** START **

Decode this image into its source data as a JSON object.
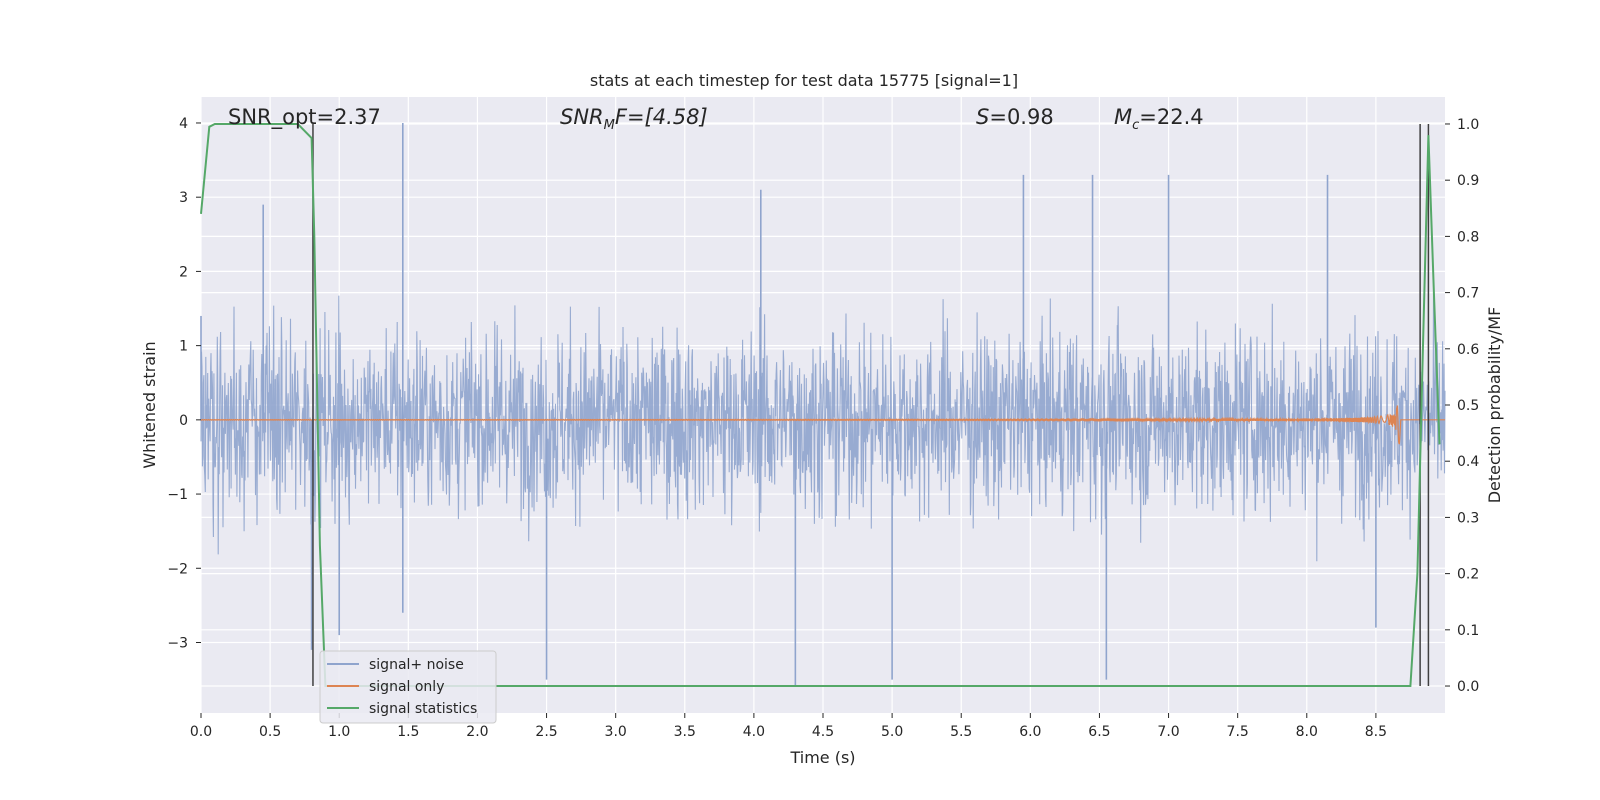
{
  "chart_data": {
    "type": "line",
    "title": "stats at each timestep for test data 15775 [signal=1]",
    "xlabel": "Time (s)",
    "ylabel_left": "Whitened strain",
    "ylabel_right": "Detection probability/MF",
    "xlim": [
      0.0,
      9.0
    ],
    "ylim_left": [
      -3.95,
      4.35
    ],
    "ylim_right": [
      -0.048,
      1.048
    ],
    "x_ticks": [
      "0.0",
      "0.5",
      "1.0",
      "1.5",
      "2.0",
      "2.5",
      "3.0",
      "3.5",
      "4.0",
      "4.5",
      "5.0",
      "5.5",
      "6.0",
      "6.5",
      "7.0",
      "7.5",
      "8.0",
      "8.5"
    ],
    "y_ticks_left": [
      "−3",
      "−2",
      "−1",
      "0",
      "1",
      "2",
      "3",
      "4"
    ],
    "y_ticks_right": [
      "0.0",
      "0.1",
      "0.2",
      "0.3",
      "0.4",
      "0.5",
      "0.6",
      "0.7",
      "0.8",
      "0.9",
      "1.0"
    ],
    "grid": true,
    "legend_position": "lower-left",
    "annotations": {
      "snr_opt": "SNR_opt=2.37",
      "snr_mf_label": "SNR",
      "snr_mf_sub": "M",
      "snr_mf_tail": "F=[4.58]",
      "s_label": "S",
      "s_tail": "=0.98",
      "mc_label": "M",
      "mc_sub": "c",
      "mc_tail": "=22.4"
    },
    "colors": {
      "background": "#eaeaf2",
      "grid": "#ffffff",
      "noise": "#8fa4cd",
      "signal": "#dd8452",
      "stats": "#55a868",
      "vlines": "#404040"
    },
    "series": [
      {
        "name": "signal+ noise",
        "kind": "noisy-strain",
        "sample_points": [
          [
            0.0,
            1.4
          ],
          [
            0.45,
            2.9
          ],
          [
            0.8,
            -3.1
          ],
          [
            1.0,
            -2.9
          ],
          [
            1.46,
            4.0
          ],
          [
            1.46,
            -2.6
          ],
          [
            2.5,
            -3.5
          ],
          [
            4.05,
            3.1
          ],
          [
            4.3,
            -3.6
          ],
          [
            5.0,
            -3.5
          ],
          [
            5.95,
            3.3
          ],
          [
            6.45,
            3.3
          ],
          [
            6.55,
            -3.5
          ],
          [
            7.0,
            3.3
          ],
          [
            8.15,
            3.3
          ],
          [
            8.5,
            -2.8
          ]
        ]
      },
      {
        "name": "signal only",
        "kind": "chirp",
        "merger_time": 8.67,
        "peak_amplitude": 0.42
      },
      {
        "name": "signal statistics",
        "points": [
          [
            0.0,
            0.84
          ],
          [
            0.06,
            0.995
          ],
          [
            0.1,
            1.0
          ],
          [
            0.7,
            1.0
          ],
          [
            0.8,
            0.975
          ],
          [
            0.82,
            0.8
          ],
          [
            0.86,
            0.25
          ],
          [
            0.9,
            0.0
          ],
          [
            8.75,
            0.0
          ],
          [
            8.8,
            0.2
          ],
          [
            8.84,
            0.6
          ],
          [
            8.88,
            0.98
          ],
          [
            8.92,
            0.7
          ],
          [
            8.96,
            0.43
          ]
        ]
      }
    ],
    "vertical_lines": [
      0.81,
      8.82,
      8.88
    ]
  }
}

** END **

▶ **TASK**
Apart from the pictures, the entries above are to be repeated in full and exactly.

▶ **FINAL RESULT**
Decode this image into its source data as a JSON object.
{
  "chart_data": {
    "type": "line",
    "title": "stats at each timestep for test data 15775 [signal=1]",
    "xlabel": "Time (s)",
    "ylabel_left": "Whitened strain",
    "ylabel_right": "Detection probability/MF",
    "xlim": [
      0.0,
      9.0
    ],
    "ylim_left": [
      -3.95,
      4.35
    ],
    "ylim_right": [
      -0.048,
      1.048
    ],
    "x_ticks": [
      "0.0",
      "0.5",
      "1.0",
      "1.5",
      "2.0",
      "2.5",
      "3.0",
      "3.5",
      "4.0",
      "4.5",
      "5.0",
      "5.5",
      "6.0",
      "6.5",
      "7.0",
      "7.5",
      "8.0",
      "8.5"
    ],
    "y_ticks_left": [
      "−3",
      "−2",
      "−1",
      "0",
      "1",
      "2",
      "3",
      "4"
    ],
    "y_ticks_right": [
      "0.0",
      "0.1",
      "0.2",
      "0.3",
      "0.4",
      "0.5",
      "0.6",
      "0.7",
      "0.8",
      "0.9",
      "1.0"
    ],
    "grid": true,
    "legend_position": "lower-left",
    "annotations": {
      "snr_opt": "SNR_opt=2.37",
      "snr_mf_label": "SNR",
      "snr_mf_sub": "M",
      "snr_mf_tail": "F=[4.58]",
      "s_label": "S",
      "s_tail": "=0.98",
      "mc_label": "M",
      "mc_sub": "c",
      "mc_tail": "=22.4"
    },
    "colors": {
      "background": "#eaeaf2",
      "grid": "#ffffff",
      "noise": "#8fa4cd",
      "signal": "#dd8452",
      "stats": "#55a868",
      "vlines": "#404040"
    },
    "series": [
      {
        "name": "signal+ noise",
        "kind": "noisy-strain",
        "sample_points": [
          [
            0.0,
            1.4
          ],
          [
            0.45,
            2.9
          ],
          [
            0.8,
            -3.1
          ],
          [
            1.0,
            -2.9
          ],
          [
            1.46,
            4.0
          ],
          [
            1.46,
            -2.6
          ],
          [
            2.5,
            -3.5
          ],
          [
            4.05,
            3.1
          ],
          [
            4.3,
            -3.6
          ],
          [
            5.0,
            -3.5
          ],
          [
            5.95,
            3.3
          ],
          [
            6.45,
            3.3
          ],
          [
            6.55,
            -3.5
          ],
          [
            7.0,
            3.3
          ],
          [
            8.15,
            3.3
          ],
          [
            8.5,
            -2.8
          ]
        ]
      },
      {
        "name": "signal only",
        "kind": "chirp",
        "merger_time": 8.67,
        "peak_amplitude": 0.42
      },
      {
        "name": "signal statistics",
        "points": [
          [
            0.0,
            0.84
          ],
          [
            0.06,
            0.995
          ],
          [
            0.1,
            1.0
          ],
          [
            0.7,
            1.0
          ],
          [
            0.8,
            0.975
          ],
          [
            0.82,
            0.8
          ],
          [
            0.86,
            0.25
          ],
          [
            0.9,
            0.0
          ],
          [
            8.75,
            0.0
          ],
          [
            8.8,
            0.2
          ],
          [
            8.84,
            0.6
          ],
          [
            8.88,
            0.98
          ],
          [
            8.92,
            0.7
          ],
          [
            8.96,
            0.43
          ]
        ]
      }
    ],
    "vertical_lines": [
      0.81,
      8.82,
      8.88
    ]
  }
}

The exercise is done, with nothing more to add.